Copy each line below without leaving any out.

===== RECORDS SUPPLIED

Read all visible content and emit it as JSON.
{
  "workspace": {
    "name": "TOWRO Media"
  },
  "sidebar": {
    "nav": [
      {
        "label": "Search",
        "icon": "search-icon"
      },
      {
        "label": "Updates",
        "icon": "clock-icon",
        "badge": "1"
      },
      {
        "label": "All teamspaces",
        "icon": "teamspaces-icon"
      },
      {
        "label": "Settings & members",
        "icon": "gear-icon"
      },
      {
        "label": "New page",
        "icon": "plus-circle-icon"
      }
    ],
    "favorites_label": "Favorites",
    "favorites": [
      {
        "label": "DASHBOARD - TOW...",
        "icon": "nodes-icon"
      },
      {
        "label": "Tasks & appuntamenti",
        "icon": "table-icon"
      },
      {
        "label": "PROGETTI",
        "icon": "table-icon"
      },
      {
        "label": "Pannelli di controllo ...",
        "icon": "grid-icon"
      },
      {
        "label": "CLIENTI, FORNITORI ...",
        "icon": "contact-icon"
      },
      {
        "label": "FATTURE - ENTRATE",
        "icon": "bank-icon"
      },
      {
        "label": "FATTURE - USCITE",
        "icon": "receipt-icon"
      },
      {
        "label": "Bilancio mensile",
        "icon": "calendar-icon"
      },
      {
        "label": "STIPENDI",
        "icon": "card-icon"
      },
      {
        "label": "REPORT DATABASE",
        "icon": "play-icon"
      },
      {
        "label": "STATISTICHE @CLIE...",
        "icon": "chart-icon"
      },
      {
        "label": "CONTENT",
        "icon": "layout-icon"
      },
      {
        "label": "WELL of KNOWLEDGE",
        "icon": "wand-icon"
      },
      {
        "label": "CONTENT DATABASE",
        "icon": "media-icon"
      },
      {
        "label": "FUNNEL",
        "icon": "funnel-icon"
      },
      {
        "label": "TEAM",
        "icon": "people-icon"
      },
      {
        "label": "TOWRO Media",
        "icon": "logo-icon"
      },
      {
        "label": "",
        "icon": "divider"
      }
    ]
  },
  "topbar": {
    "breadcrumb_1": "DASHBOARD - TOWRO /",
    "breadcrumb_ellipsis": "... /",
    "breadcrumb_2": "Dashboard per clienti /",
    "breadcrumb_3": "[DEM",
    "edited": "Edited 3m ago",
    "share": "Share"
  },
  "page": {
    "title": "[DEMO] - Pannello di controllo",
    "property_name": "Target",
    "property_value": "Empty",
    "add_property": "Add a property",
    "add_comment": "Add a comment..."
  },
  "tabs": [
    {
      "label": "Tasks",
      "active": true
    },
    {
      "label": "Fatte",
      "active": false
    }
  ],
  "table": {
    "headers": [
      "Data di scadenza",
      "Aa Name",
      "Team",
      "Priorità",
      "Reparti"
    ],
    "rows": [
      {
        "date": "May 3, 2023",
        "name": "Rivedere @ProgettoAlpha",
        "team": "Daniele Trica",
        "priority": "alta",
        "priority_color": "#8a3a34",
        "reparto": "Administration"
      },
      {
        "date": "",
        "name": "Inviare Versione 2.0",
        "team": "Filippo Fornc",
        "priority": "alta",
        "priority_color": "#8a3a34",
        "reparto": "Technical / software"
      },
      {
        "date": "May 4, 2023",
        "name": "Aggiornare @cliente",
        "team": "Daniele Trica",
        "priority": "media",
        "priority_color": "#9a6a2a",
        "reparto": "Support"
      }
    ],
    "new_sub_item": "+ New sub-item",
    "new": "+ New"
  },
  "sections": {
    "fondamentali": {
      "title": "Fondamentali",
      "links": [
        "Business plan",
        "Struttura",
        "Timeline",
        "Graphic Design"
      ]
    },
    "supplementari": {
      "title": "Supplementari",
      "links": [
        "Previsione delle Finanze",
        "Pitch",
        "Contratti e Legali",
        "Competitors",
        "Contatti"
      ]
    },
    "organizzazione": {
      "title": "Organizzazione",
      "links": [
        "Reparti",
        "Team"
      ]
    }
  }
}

==========

**THE ANSWER**
Read all visible content and emit it as JSON.
{
  "workspace": {
    "name": "TOWRO Media"
  },
  "sidebar": {
    "nav": [
      {
        "label": "Search",
        "icon": "search-icon"
      },
      {
        "label": "Updates",
        "icon": "clock-icon",
        "badge": "1"
      },
      {
        "label": "All teamspaces",
        "icon": "teamspaces-icon"
      },
      {
        "label": "Settings & members",
        "icon": "gear-icon"
      },
      {
        "label": "New page",
        "icon": "plus-circle-icon"
      }
    ],
    "favorites_label": "Favorites",
    "favorites": [
      {
        "label": "DASHBOARD - TOW...",
        "icon": "nodes-icon"
      },
      {
        "label": "Tasks & appuntamenti",
        "icon": "table-icon"
      },
      {
        "label": "PROGETTI",
        "icon": "table-icon"
      },
      {
        "label": "Pannelli di controllo ...",
        "icon": "grid-icon"
      },
      {
        "label": "CLIENTI, FORNITORI ...",
        "icon": "contact-icon"
      },
      {
        "label": "FATTURE - ENTRATE",
        "icon": "bank-icon"
      },
      {
        "label": "FATTURE - USCITE",
        "icon": "receipt-icon"
      },
      {
        "label": "Bilancio mensile",
        "icon": "calendar-icon"
      },
      {
        "label": "STIPENDI",
        "icon": "card-icon"
      },
      {
        "label": "REPORT DATABASE",
        "icon": "play-icon"
      },
      {
        "label": "STATISTICHE @CLIE...",
        "icon": "chart-icon"
      },
      {
        "label": "CONTENT",
        "icon": "layout-icon"
      },
      {
        "label": "WELL of KNOWLEDGE",
        "icon": "wand-icon"
      },
      {
        "label": "CONTENT DATABASE",
        "icon": "media-icon"
      },
      {
        "label": "FUNNEL",
        "icon": "funnel-icon"
      },
      {
        "label": "TEAM",
        "icon": "people-icon"
      },
      {
        "label": "TOWRO Media",
        "icon": "logo-icon"
      },
      {
        "label": "",
        "icon": "divider"
      }
    ]
  },
  "topbar": {
    "breadcrumb_1": "DASHBOARD - TOWRO /",
    "breadcrumb_ellipsis": "... /",
    "breadcrumb_2": "Dashboard per clienti /",
    "breadcrumb_3": "[DEM",
    "edited": "Edited 3m ago",
    "share": "Share"
  },
  "page": {
    "title": "[DEMO] - Pannello di controllo",
    "property_name": "Target",
    "property_value": "Empty",
    "add_property": "Add a property",
    "add_comment": "Add a comment..."
  },
  "tabs": [
    {
      "label": "Tasks",
      "active": true
    },
    {
      "label": "Fatte",
      "active": false
    }
  ],
  "table": {
    "headers": [
      "Data di scadenza",
      "Aa Name",
      "Team",
      "Priorità",
      "Reparti"
    ],
    "rows": [
      {
        "date": "May 3, 2023",
        "name": "Rivedere @ProgettoAlpha",
        "team": "Daniele Trica",
        "priority": "alta",
        "priority_color": "#8a3a34",
        "reparto": "Administration"
      },
      {
        "date": "",
        "name": "Inviare Versione 2.0",
        "team": "Filippo Fornc",
        "priority": "alta",
        "priority_color": "#8a3a34",
        "reparto": "Technical / software"
      },
      {
        "date": "May 4, 2023",
        "name": "Aggiornare @cliente",
        "team": "Daniele Trica",
        "priority": "media",
        "priority_color": "#9a6a2a",
        "reparto": "Support"
      }
    ],
    "new_sub_item": "+ New sub-item",
    "new": "+ New"
  },
  "sections": {
    "fondamentali": {
      "title": "Fondamentali",
      "links": [
        "Business plan",
        "Struttura",
        "Timeline",
        "Graphic Design"
      ]
    },
    "supplementari": {
      "title": "Supplementari",
      "links": [
        "Previsione delle Finanze",
        "Pitch",
        "Contratti e Legali",
        "Competitors",
        "Contatti"
      ]
    },
    "organizzazione": {
      "title": "Organizzazione",
      "links": [
        "Reparti",
        "Team"
      ]
    }
  }
}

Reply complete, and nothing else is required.